Pictures aside, quote the whole listing exactly.

● GIVEN INFORMATION:
========
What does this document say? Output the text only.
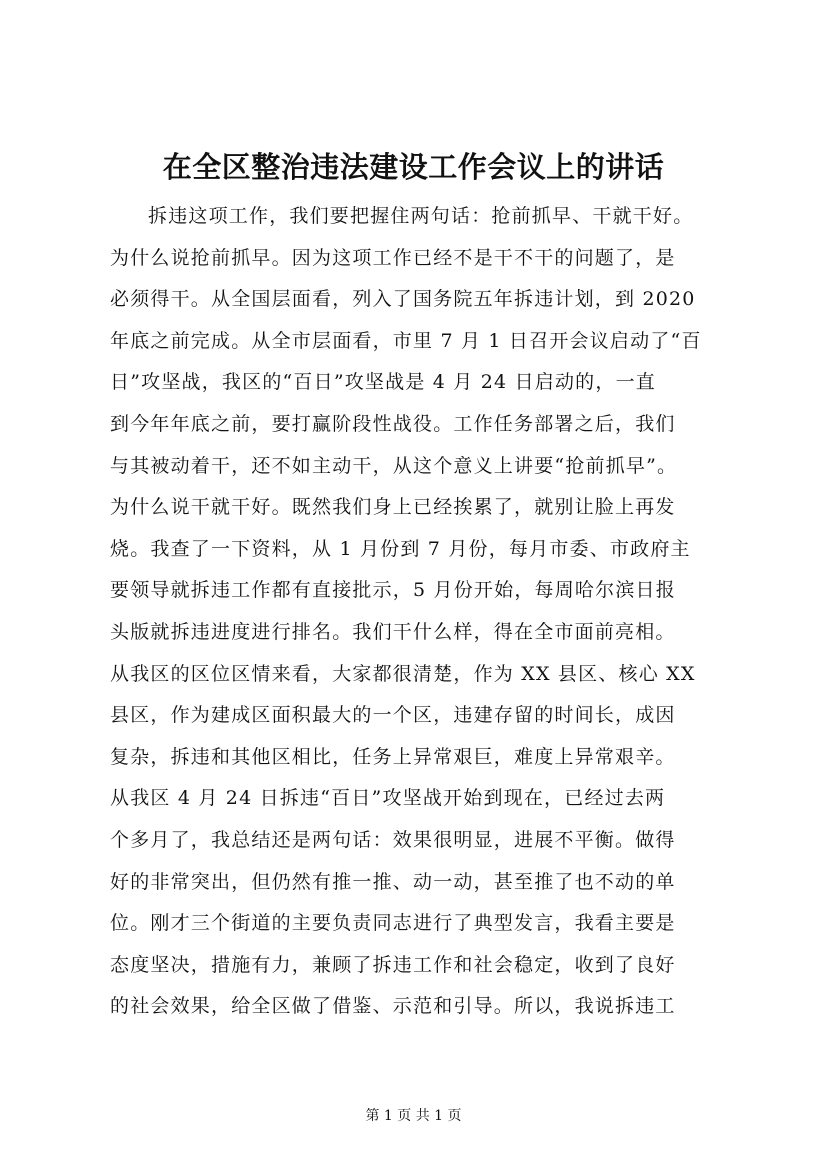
在全区整治违法建设工作会议上的讲话
拆违这项工作，我们要把握住两句话：抢前抓早、干就干好。
为什么说抢前抓早。因为这项工作已经不是干不干的问题了，是
必须得干。从全国层面看，列入了国务院五年拆违计划，到 2020
年底之前完成。从全市层面看，市里 7 月 1 日召开会议启动了“百
日”攻坚战，我区的“百日”攻坚战是 4 月 24 日启动的，一直
到今年年底之前，要打赢阶段性战役。工作任务部署之后，我们
与其被动着干，还不如主动干，从这个意义上讲要“抢前抓早”。
为什么说干就干好。既然我们身上已经挨累了，就别让脸上再发
烧。我查了一下资料，从 1 月份到 7 月份，每月市委、市政府主
要领导就拆违工作都有直接批示，5 月份开始，每周哈尔滨日报
头版就拆违进度进行排名。我们干什么样，得在全市面前亮相。
从我区的区位区情来看，大家都很清楚，作为 XX 县区、核心 XX
县区，作为建成区面积最大的一个区，违建存留的时间长，成因
复杂，拆违和其他区相比，任务上异常艰巨，难度上异常艰辛。
从我区 4 月 24 日拆违“百日”攻坚战开始到现在，已经过去两
个多月了，我总结还是两句话：效果很明显，进展不平衡。做得
好的非常突出，但仍然有推一推、动一动，甚至推了也不动的单
位。刚才三个街道的主要负责同志进行了典型发言，我看主要是
态度坚决，措施有力，兼顾了拆违工作和社会稳定，收到了良好
的社会效果，给全区做了借鉴、示范和引导。所以，我说拆违工
第 1 页 共 1 页
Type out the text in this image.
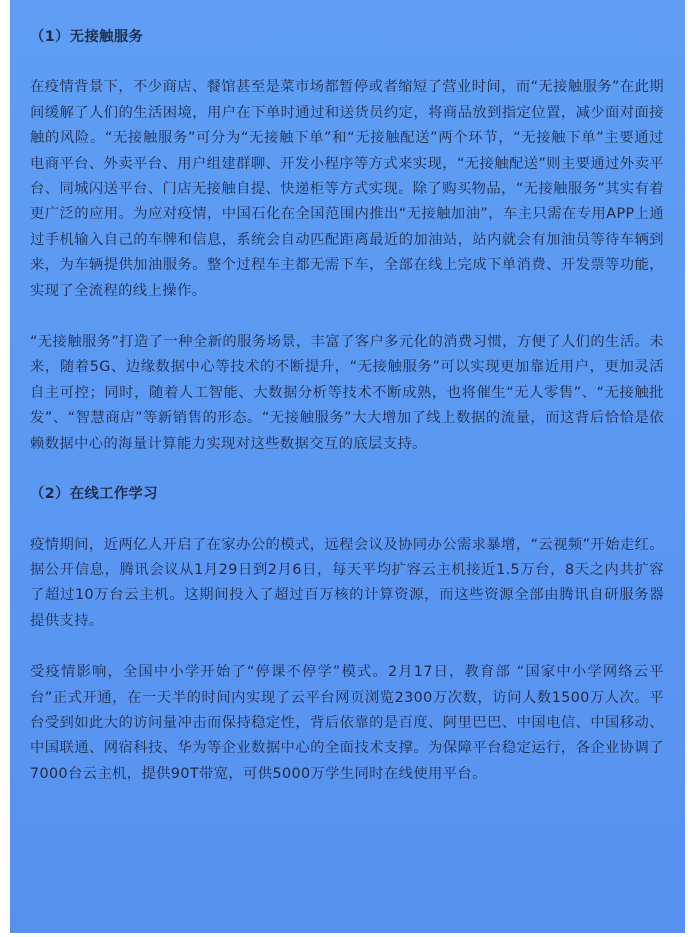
（1）无接触服务

在疫情背景下，不少商店、餐馆甚至是菜市场都暂停或者缩短了营业时间，而“无接触服务”在此期间缓解了人们的生活困境，用户在下单时通过和送货员约定，将商品放到指定位置，减少面对面接触的风险。“无接触服务”可分为“无接触下单”和“无接触配送”两个环节，“无接触下单”主要通过电商平台、外卖平台、用户组建群聊、开发小程序等方式来实现，“无接触配送”则主要通过外卖平台、同城闪送平台、门店无接触自提、快递柜等方式实现。除了购买物品，“无接触服务”其实有着更广泛的应用。为应对疫情，中国石化在全国范围内推出“无接触加油”，车主只需在专用APP上通过手机输入自己的车牌和信息，系统会自动匹配距离最近的加油站，站内就会有加油员等待车辆到来，为车辆提供加油服务。整个过程车主都无需下车，全部在线上完成下单消费、开发票等功能，实现了全流程的线上操作。

“无接触服务”打造了一种全新的服务场景，丰富了客户多元化的消费习惯，方便了人们的生活。未来，随着5G、边缘数据中心等技术的不断提升，“无接触服务”可以实现更加靠近用户，更加灵活自主可控；同时，随着人工智能、大数据分析等技术不断成熟，也将催生“无人零售”、“无接触批发”、“智慧商店”等新销售的形态。“无接触服务”大大增加了线上数据的流量，而这背后恰恰是依赖数据中心的海量计算能力实现对这些数据交互的底层支持。

（2）在线工作学习

疫情期间，近两亿人开启了在家办公的模式，远程会议及协同办公需求暴增，“云视频”开始走红。据公开信息，腾讯会议从1月29日到2月6日，每天平均扩容云主机接近1.5万台，8天之内共扩容了超过10万台云主机。这期间投入了超过百万核的计算资源，而这些资源全部由腾讯自研服务器提供支持。

受疫情影响，全国中小学开始了“停课不停学”模式。2月17日，教育部 “国家中小学网络云平台”正式开通，在一天半的时间内实现了云平台网页浏览2300万次数，访问人数1500万人次。平台受到如此大的访问量冲击而保持稳定性，背后依靠的是百度、阿里巴巴、中国电信、中国移动、中国联通、网宿科技、华为等企业数据中心的全面技术支撑。为保障平台稳定运行，各企业协调了7000台云主机，提供90T带宽，可供5000万学生同时在线使用平台。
========
● REPLY:
What does this document say? Output the text only.
在全区整治违法建设工作会议上的讲话
拆违这项工作，我们要把握住两句话：抢前抓早、干就干好。
为什么说抢前抓早。因为这项工作已经不是干不干的问题了，是
必须得干。从全国层面看，列入了国务院五年拆违计划，到 2020
年底之前完成。从全市层面看，市里 7 月 1 日召开会议启动了“百
日”攻坚战，我区的“百日”攻坚战是 4 月 24 日启动的，一直
到今年年底之前，要打赢阶段性战役。工作任务部署之后，我们
与其被动着干，还不如主动干，从这个意义上讲要“抢前抓早”。
为什么说干就干好。既然我们身上已经挨累了，就别让脸上再发
烧。我查了一下资料，从 1 月份到 7 月份，每月市委、市政府主
要领导就拆违工作都有直接批示，5 月份开始，每周哈尔滨日报
头版就拆违进度进行排名。我们干什么样，得在全市面前亮相。
从我区的区位区情来看，大家都很清楚，作为 XX 县区、核心 XX
县区，作为建成区面积最大的一个区，违建存留的时间长，成因
复杂，拆违和其他区相比，任务上异常艰巨，难度上异常艰辛。
从我区 4 月 24 日拆违“百日”攻坚战开始到现在，已经过去两
个多月了，我总结还是两句话：效果很明显，进展不平衡。做得
好的非常突出，但仍然有推一推、动一动，甚至推了也不动的单
位。刚才三个街道的主要负责同志进行了典型发言，我看主要是
态度坚决，措施有力，兼顾了拆违工作和社会稳定，收到了良好
的社会效果，给全区做了借鉴、示范和引导。所以，我说拆违工
第 1 页 共 1 页
Type out the text in this image.
（1）无接触服务

在疫情背景下，不少商店、餐馆甚至是菜市场都暂停或者缩短了营业时间，而“无接触服务”在此期间缓解了人们的生活困境，用户在下单时通过和送货员约定，将商品放到指定位置，减少面对面接触的风险。“无接触服务”可分为“无接触下单”和“无接触配送”两个环节，“无接触下单”主要通过电商平台、外卖平台、用户组建群聊、开发小程序等方式来实现，“无接触配送”则主要通过外卖平台、同城闪送平台、门店无接触自提、快递柜等方式实现。除了购买物品，“无接触服务”其实有着更广泛的应用。为应对疫情，中国石化在全国范围内推出“无接触加油”，车主只需在专用APP上通过手机输入自己的车牌和信息，系统会自动匹配距离最近的加油站，站内就会有加油员等待车辆到来，为车辆提供加油服务。整个过程车主都无需下车，全部在线上完成下单消费、开发票等功能，实现了全流程的线上操作。

“无接触服务”打造了一种全新的服务场景，丰富了客户多元化的消费习惯，方便了人们的生活。未来，随着5G、边缘数据中心等技术的不断提升，“无接触服务”可以实现更加靠近用户，更加灵活自主可控；同时，随着人工智能、大数据分析等技术不断成熟，也将催生“无人零售”、“无接触批发”、“智慧商店”等新销售的形态。“无接触服务”大大增加了线上数据的流量，而这背后恰恰是依赖数据中心的海量计算能力实现对这些数据交互的底层支持。

（2）在线工作学习

疫情期间，近两亿人开启了在家办公的模式，远程会议及协同办公需求暴增，“云视频”开始走红。据公开信息，腾讯会议从1月29日到2月6日，每天平均扩容云主机接近1.5万台，8天之内共扩容了超过10万台云主机。这期间投入了超过百万核的计算资源，而这些资源全部由腾讯自研服务器提供支持。

受疫情影响，全国中小学开始了“停课不停学”模式。2月17日，教育部 “国家中小学网络云平台”正式开通，在一天半的时间内实现了云平台网页浏览2300万次数，访问人数1500万人次。平台受到如此大的访问量冲击而保持稳定性，背后依靠的是百度、阿里巴巴、中国电信、中国移动、中国联通、网宿科技、华为等企业数据中心的全面技术支撑。为保障平台稳定运行，各企业协调了7000台云主机，提供90T带宽，可供5000万学生同时在线使用平台。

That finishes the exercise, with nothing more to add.